** Aufgabenstellung **
Gib aus dem Dokumentauszug zu den Anlageprodukten alles von "Index-Zertifikate bilden die" bis hinunter zu "Vorhinein festgelegten Cap begrenzt." unverändert wieder.

=== Dokumentauszug ===

Titelthema

DIE PRODUKTE ÜBER DIE JAHRE

1989: Optionsscheine

Mit Optionsscheinen erwirbt der Anleger das Recht, einen Basiswert zu einem im Vorfeld festgelegten Basispreis zu kaufen (Call Optionsschein) oder zu verkaufen (Put Optionsschein). Mit diesen Produkten lässt sich sowohl auf eine bestimmte Entwicklung spekulieren oder aber sie können zur Absicherung von Depotpositionen eingesetzt werden.

1990: Index-Zertifikate

Index-Zertifikate bilden die Wertentwicklung eines Index ab. Sie eignen sich also für Anleger, die kostengünstig und unkompliziert an der Performance eines Index teilhaben möchten.

1996: Discount-Zertifikate

Discount-Zertifikate erlauben es Anlegern, einen Basiswert mit Discount (deutsch: Rabatt) zu erwerben. Im Gegenzug ist die Partizipation an der Wertentwicklung des Basiswerts durch einen im Vorfeld festgelegten Cap begrenzt.

1998: Aktienanleihen

Aktienanleihen beziehen sich auf einen Basiswert und zahlen einen festen Zinssatz. Die Rückzahlung erfolgt abhängig von der Entwicklung des Basiswerts entweder zum Nennbetrag oder in Aktien.

2000: Sprint-Zertifikate

Mit Sprint-Zertifikaten können Anleger innerhalb einer festgelegten Spanne überproportional an der Entwicklung des Basiswerts partizipieren. Im Gegenzug ist die Partizipation durch einen im Vorhinein festgelegten Cap begrenzt.

=== Datenauszug ===

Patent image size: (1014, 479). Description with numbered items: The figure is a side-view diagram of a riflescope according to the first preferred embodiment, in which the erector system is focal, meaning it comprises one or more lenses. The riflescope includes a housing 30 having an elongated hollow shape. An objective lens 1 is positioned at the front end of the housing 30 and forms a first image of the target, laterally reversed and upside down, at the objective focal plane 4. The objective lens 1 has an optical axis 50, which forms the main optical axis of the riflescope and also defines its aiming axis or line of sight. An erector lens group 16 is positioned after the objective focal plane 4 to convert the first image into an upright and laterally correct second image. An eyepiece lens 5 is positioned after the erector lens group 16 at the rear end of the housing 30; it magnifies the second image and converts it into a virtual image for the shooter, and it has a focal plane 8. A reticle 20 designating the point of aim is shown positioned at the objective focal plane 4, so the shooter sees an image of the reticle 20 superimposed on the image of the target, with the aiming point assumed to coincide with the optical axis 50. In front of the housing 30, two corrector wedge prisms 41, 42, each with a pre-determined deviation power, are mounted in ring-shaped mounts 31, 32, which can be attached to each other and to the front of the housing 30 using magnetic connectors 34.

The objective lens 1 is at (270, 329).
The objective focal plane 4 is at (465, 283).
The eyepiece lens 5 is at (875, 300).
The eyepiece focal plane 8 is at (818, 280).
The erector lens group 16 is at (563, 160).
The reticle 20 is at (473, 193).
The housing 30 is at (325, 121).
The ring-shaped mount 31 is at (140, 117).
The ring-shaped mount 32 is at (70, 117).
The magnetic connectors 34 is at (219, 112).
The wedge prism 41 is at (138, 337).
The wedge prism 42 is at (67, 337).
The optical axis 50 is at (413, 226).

===

** Schriftliche Antwort **
Index-Zertifikate bilden die Wertentwicklung eines Index ab. Sie eignen sich also für Anleger, die kostengünstig und unkompliziert an der Performance eines Index teilhaben möchten.

1996: Discount-Zertifikate

Discount-Zertifikate erlauben es Anlegern, einen Basiswert mit Discount (deutsch: Rabatt) zu erwerben. Im Gegenzug ist die Partizipation an der Wertentwicklung des Basiswerts durch einen im Vorfeld festgelegten Cap begrenzt.

1998: Aktienanleihen

Aktienanleihen beziehen sich auf einen Basiswert und zahlen einen festen Zinssatz. Die Rückzahlung erfolgt abhängig von der Entwicklung des Basiswerts entweder zum Nennbetrag oder in Aktien.

2000: Sprint-Zertifikate

Mit Sprint-Zertifikaten können Anleger innerhalb einer festgelegten Spanne überproportional an der Entwicklung des Basiswerts partizipieren. Im Gegenzug ist die Partizipation durch einen im Vorhinein festgelegten Cap begrenzt.